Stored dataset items
>>
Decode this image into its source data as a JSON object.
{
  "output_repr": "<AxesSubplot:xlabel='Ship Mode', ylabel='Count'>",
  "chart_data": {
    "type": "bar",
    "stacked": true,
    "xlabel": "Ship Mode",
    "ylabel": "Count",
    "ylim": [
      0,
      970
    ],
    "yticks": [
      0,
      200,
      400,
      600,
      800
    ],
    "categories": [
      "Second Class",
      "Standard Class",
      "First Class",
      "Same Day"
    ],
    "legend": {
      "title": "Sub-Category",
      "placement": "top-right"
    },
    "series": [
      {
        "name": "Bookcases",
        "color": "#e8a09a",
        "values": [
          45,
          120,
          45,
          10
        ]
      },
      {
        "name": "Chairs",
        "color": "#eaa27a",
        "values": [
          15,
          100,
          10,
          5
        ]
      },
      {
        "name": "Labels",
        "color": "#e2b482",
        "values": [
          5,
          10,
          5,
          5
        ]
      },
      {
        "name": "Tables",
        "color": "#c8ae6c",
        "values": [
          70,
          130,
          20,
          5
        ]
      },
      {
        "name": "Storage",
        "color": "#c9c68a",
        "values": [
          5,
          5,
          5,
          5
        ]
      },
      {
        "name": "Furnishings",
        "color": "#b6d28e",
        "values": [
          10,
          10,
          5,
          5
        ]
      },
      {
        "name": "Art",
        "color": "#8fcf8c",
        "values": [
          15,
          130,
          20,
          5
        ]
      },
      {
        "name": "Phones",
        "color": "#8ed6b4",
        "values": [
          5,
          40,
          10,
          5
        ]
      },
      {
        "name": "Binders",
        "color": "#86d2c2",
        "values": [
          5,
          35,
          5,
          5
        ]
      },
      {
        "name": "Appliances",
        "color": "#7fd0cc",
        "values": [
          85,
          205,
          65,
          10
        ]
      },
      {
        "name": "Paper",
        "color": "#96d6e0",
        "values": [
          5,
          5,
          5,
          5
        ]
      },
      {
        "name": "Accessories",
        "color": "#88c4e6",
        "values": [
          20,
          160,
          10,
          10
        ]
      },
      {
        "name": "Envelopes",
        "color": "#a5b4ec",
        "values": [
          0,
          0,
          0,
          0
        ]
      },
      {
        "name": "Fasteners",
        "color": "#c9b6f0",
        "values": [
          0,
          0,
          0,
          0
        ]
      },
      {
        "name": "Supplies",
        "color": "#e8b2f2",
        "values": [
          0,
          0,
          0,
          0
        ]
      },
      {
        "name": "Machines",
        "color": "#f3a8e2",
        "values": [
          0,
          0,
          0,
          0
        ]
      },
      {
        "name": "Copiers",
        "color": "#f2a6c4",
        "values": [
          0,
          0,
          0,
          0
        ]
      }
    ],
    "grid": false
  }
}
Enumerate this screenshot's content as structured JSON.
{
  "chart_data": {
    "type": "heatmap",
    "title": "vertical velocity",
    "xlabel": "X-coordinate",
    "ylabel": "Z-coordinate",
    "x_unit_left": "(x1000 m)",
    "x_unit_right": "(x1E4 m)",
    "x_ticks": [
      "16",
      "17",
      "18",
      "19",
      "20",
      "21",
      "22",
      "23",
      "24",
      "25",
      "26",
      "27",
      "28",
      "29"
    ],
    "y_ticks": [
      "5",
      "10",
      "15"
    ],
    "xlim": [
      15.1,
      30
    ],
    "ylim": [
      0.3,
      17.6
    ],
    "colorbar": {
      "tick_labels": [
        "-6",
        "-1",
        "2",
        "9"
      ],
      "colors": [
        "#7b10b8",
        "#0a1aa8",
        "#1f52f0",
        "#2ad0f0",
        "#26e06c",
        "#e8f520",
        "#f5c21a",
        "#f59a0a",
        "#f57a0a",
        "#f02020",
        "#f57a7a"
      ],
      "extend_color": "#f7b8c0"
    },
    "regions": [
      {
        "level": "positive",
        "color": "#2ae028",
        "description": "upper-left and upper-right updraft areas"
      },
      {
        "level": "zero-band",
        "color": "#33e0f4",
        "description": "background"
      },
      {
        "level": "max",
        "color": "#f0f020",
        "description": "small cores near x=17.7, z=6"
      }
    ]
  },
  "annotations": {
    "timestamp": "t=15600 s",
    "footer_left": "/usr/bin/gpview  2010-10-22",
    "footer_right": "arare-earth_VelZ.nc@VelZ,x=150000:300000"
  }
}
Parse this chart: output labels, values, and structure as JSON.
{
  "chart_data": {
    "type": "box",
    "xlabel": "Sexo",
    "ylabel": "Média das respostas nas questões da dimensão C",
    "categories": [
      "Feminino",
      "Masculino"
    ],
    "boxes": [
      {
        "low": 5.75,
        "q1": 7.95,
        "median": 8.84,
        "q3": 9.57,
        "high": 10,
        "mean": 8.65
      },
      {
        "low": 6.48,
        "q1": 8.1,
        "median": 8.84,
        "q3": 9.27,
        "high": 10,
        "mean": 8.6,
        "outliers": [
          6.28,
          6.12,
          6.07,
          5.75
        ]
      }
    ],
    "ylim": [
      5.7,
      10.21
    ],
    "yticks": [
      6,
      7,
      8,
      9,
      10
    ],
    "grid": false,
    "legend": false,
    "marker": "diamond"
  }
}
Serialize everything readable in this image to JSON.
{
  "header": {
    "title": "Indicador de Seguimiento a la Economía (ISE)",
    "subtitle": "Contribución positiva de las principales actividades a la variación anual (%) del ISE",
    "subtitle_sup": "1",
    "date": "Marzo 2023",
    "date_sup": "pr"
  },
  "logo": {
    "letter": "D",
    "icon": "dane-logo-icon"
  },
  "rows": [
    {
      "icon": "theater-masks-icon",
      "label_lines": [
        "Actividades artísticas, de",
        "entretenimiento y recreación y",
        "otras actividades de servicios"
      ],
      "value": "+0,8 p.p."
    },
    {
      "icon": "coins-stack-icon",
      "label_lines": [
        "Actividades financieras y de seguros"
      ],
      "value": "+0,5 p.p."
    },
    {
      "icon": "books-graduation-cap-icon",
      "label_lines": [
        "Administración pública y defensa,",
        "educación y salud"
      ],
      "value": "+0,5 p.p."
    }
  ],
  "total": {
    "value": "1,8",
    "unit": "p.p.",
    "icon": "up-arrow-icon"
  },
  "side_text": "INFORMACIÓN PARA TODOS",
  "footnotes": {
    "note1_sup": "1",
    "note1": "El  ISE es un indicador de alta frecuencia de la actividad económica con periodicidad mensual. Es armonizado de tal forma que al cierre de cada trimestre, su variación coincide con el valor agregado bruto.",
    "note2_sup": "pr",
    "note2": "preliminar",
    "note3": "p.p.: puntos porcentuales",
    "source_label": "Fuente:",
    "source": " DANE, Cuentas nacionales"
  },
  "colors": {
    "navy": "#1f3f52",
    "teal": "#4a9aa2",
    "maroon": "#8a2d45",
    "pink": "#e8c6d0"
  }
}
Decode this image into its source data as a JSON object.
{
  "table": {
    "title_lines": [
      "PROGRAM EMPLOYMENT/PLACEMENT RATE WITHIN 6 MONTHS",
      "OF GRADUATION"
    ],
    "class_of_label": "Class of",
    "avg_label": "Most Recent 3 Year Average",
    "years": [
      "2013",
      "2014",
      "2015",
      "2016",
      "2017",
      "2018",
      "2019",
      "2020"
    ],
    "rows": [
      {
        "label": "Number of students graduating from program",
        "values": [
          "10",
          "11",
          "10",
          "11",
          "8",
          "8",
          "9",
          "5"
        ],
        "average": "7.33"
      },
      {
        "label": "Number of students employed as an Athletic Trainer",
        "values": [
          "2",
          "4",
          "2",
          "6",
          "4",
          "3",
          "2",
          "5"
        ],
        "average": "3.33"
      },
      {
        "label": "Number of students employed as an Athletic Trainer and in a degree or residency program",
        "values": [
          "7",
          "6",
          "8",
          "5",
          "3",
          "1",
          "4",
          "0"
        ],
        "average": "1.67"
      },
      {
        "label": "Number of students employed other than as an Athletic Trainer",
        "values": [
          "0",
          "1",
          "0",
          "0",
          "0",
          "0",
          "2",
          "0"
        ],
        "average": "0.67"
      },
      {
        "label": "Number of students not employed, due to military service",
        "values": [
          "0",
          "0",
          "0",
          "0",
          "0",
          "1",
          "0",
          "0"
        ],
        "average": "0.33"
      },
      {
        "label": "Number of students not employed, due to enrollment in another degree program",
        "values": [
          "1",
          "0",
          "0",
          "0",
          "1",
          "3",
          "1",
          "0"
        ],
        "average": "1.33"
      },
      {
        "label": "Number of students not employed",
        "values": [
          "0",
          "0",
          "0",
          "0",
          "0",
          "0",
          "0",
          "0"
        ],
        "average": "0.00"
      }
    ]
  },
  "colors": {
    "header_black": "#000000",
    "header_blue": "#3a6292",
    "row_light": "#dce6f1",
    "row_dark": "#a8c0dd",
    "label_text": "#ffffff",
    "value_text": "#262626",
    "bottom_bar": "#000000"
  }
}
<<
*YOUR INSTRUCTIONS*. Show every line in the records above that contains the word "Count".

*WRITTEN SOLUTION*.
  "output_repr": "<AxesSubplot:xlabel='Ship Mode', ylabel='Count'>",
    "ylabel": "Count",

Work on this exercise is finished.